[PROBLEM TO SOLVE]:
Write the listing out again, all of it, word for word.

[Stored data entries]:
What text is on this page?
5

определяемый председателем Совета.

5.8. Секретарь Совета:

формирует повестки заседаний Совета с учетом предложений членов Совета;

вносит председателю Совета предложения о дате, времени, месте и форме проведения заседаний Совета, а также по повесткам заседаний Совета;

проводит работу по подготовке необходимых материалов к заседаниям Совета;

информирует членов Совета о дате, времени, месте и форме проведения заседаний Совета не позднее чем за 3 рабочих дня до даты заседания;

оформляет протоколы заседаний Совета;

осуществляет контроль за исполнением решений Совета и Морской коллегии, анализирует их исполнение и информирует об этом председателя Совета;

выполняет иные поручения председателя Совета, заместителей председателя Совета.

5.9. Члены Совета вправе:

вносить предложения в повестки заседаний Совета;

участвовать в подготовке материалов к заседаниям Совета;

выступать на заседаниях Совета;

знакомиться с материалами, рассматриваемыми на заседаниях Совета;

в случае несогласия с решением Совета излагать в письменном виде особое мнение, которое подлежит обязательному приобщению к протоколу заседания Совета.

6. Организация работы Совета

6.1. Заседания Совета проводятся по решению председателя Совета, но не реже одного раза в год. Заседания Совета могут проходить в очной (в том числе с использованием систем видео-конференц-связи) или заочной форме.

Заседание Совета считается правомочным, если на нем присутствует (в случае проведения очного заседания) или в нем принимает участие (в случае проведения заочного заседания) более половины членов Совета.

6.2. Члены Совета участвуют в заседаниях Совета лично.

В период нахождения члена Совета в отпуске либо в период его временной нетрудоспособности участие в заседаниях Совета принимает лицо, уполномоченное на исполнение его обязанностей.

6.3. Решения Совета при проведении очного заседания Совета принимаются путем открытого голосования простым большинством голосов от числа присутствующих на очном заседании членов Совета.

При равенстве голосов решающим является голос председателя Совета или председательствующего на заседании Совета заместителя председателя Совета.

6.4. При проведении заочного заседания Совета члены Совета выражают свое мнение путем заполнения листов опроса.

[THE RESPONSE]:
What text is on this page?
5

определяемый председателем Совета.

5.8. Секретарь Совета:

формирует повестки заседаний Совета с учетом предложений членов Совета;

вносит председателю Совета предложения о дате, времени, месте и форме проведения заседаний Совета, а также по повесткам заседаний Совета;

проводит работу по подготовке необходимых материалов к заседаниям Совета;

информирует членов Совета о дате, времени, месте и форме проведения заседаний Совета не позднее чем за 3 рабочих дня до даты заседания;

оформляет протоколы заседаний Совета;

осуществляет контроль за исполнением решений Совета и Морской коллегии, анализирует их исполнение и информирует об этом председателя Совета;

выполняет иные поручения председателя Совета, заместителей председателя Совета.

5.9. Члены Совета вправе:

вносить предложения в повестки заседаний Совета;

участвовать в подготовке материалов к заседаниям Совета;

выступать на заседаниях Совета;

знакомиться с материалами, рассматриваемыми на заседаниях Совета;

в случае несогласия с решением Совета излагать в письменном виде особое мнение, которое подлежит обязательному приобщению к протоколу заседания Совета.

6. Организация работы Совета

6.1. Заседания Совета проводятся по решению председателя Совета, но не реже одного раза в год. Заседания Совета могут проходить в очной (в том числе с использованием систем видео-конференц-связи) или заочной форме.

Заседание Совета считается правомочным, если на нем присутствует (в случае проведения очного заседания) или в нем принимает участие (в случае проведения заочного заседания) более половины членов Совета.

6.2. Члены Совета участвуют в заседаниях Совета лично.

В период нахождения члена Совета в отпуске либо в период его временной нетрудоспособности участие в заседаниях Совета принимает лицо, уполномоченное на исполнение его обязанностей.

6.3. Решения Совета при проведении очного заседания Совета принимаются путем открытого голосования простым большинством голосов от числа присутствующих на очном заседании членов Совета.

При равенстве голосов решающим является голос председателя Совета или председательствующего на заседании Совета заместителя председателя Совета.

6.4. При проведении заочного заседания Совета члены Совета выражают свое мнение путем заполнения листов опроса.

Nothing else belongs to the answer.